— Your goal —
Copy every line with the string "currently" in it.

◇ ◇ ◇ ◇ ◇ ◇ ◇

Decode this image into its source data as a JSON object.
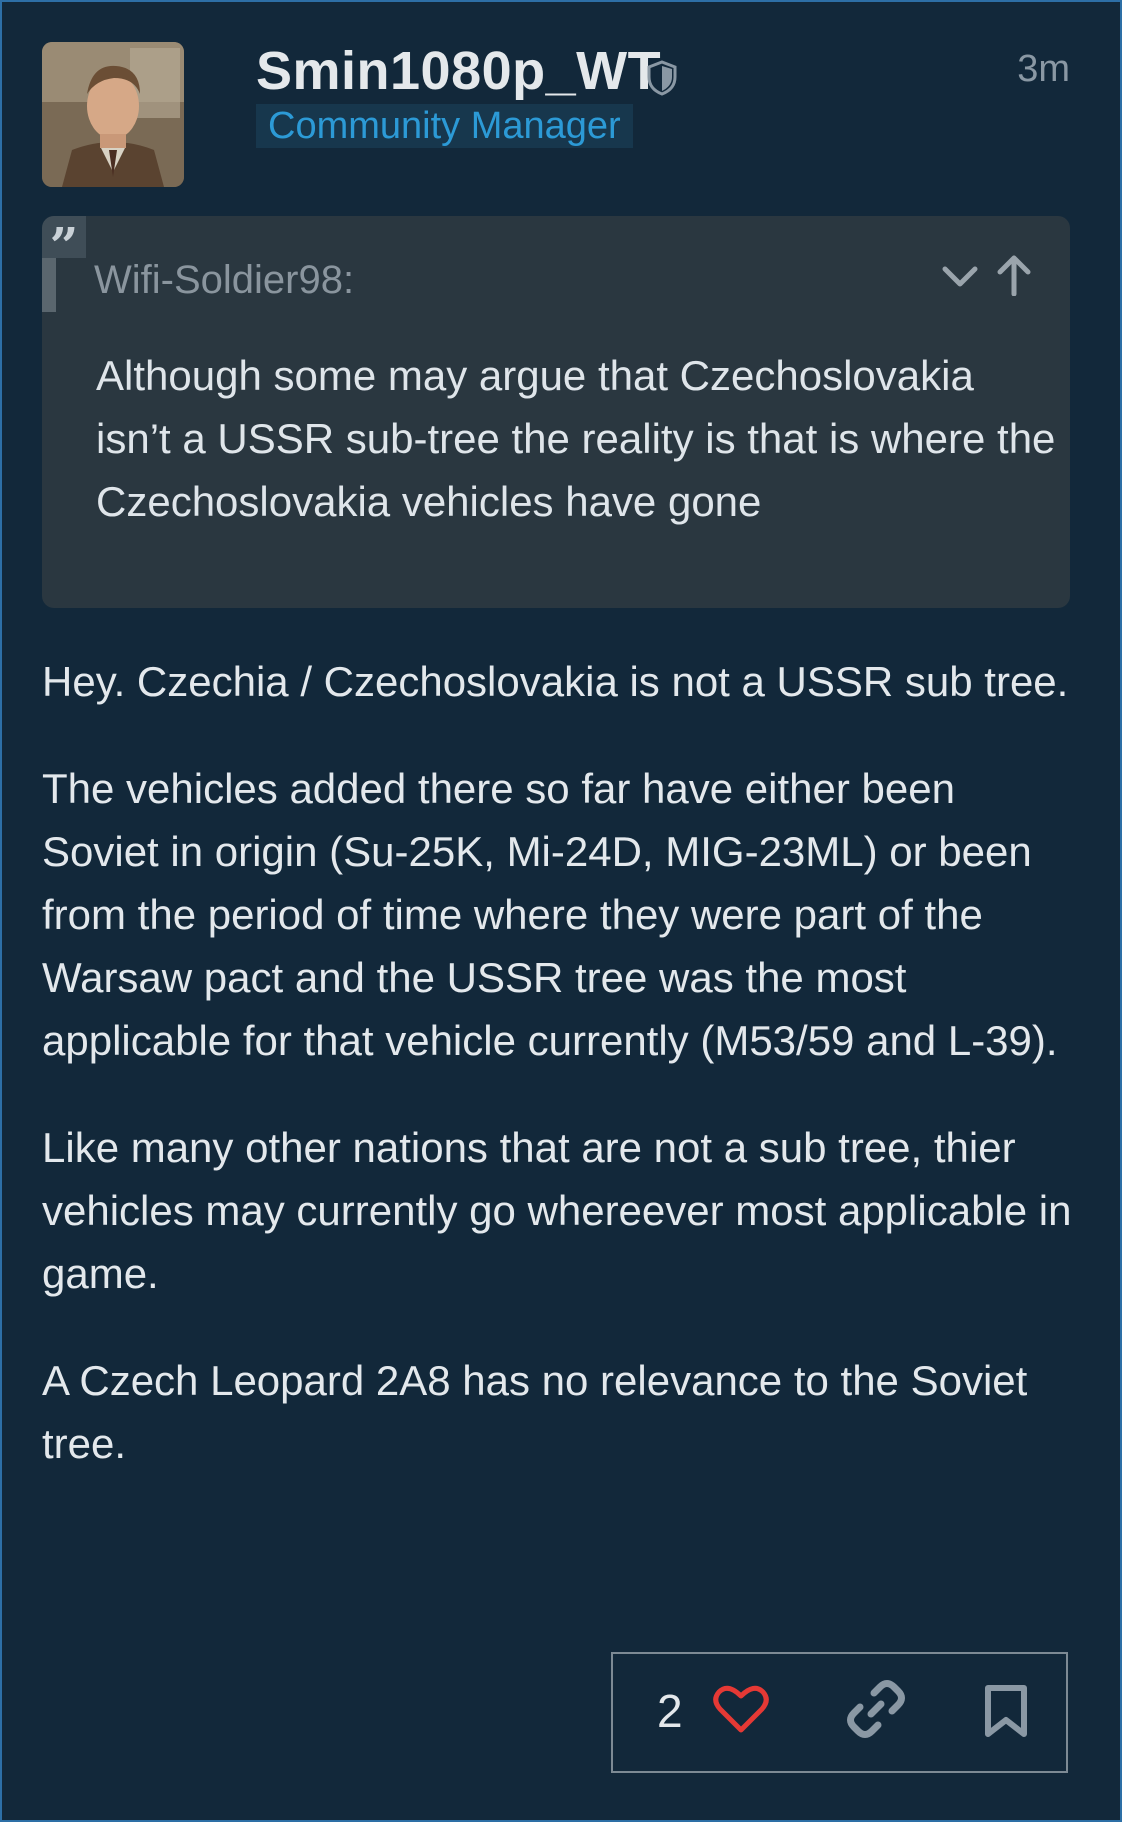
{
  "post": {
    "author": {
      "username": "Smin1080p_WT",
      "flair": "Community Manager",
      "avatar_icon": "avatar-portrait",
      "moderator_icon": "shield-icon"
    },
    "timestamp": "3m",
    "quote": {
      "icon": "quote-icon",
      "author": "Wifi-Soldier98:",
      "text": "Although some may argue that Czechoslovakia isn’t a USSR sub-tree the reality is that is where the Czechoslovakia vehicles have gone",
      "controls": [
        "chevron-down-icon",
        "arrow-up-icon"
      ]
    },
    "body": {
      "paragraphs": [
        "Hey. Czechia / Czechoslovakia is not a USSR sub tree.",
        "The vehicles added there so far have either been Soviet in origin (Su-25K, Mi-24D, MIG-23ML) or been from the period of time where they were part of the Warsaw pact and the USSR tree was the most applicable for that vehicle currently (M53/59 and L-39).",
        "Like many other nations that are not a sub tree, thier vehicles may currently go whereever most applicable in game.",
        "A Czech Leopard 2A8 has no relevance to the Soviet tree."
      ]
    },
    "actions": {
      "like_count": "2",
      "icons": [
        "heart-icon",
        "link-icon",
        "bookmark-icon"
      ]
    }
  },
  "colors": {
    "background": "#12283a",
    "frame_border": "#2d6fa6",
    "flair_text": "#2c9ad6",
    "like_heart": "#e53935",
    "quote_background": "#2a3740"
  }
}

◇ ◇ ◇ ◇ ◇ ◇ ◇

— Answer —
        "The vehicles added there so far have either been Soviet in origin (Su-25K, Mi-24D, MIG-23ML) or been from the period of time where they were part of the Warsaw pact and the USSR tree was the most applicable for that vehicle currently (M53/59 and L-39).",
        "Like many other nations that are not a sub tree, thier vehicles may currently go whereever most applicable in game.",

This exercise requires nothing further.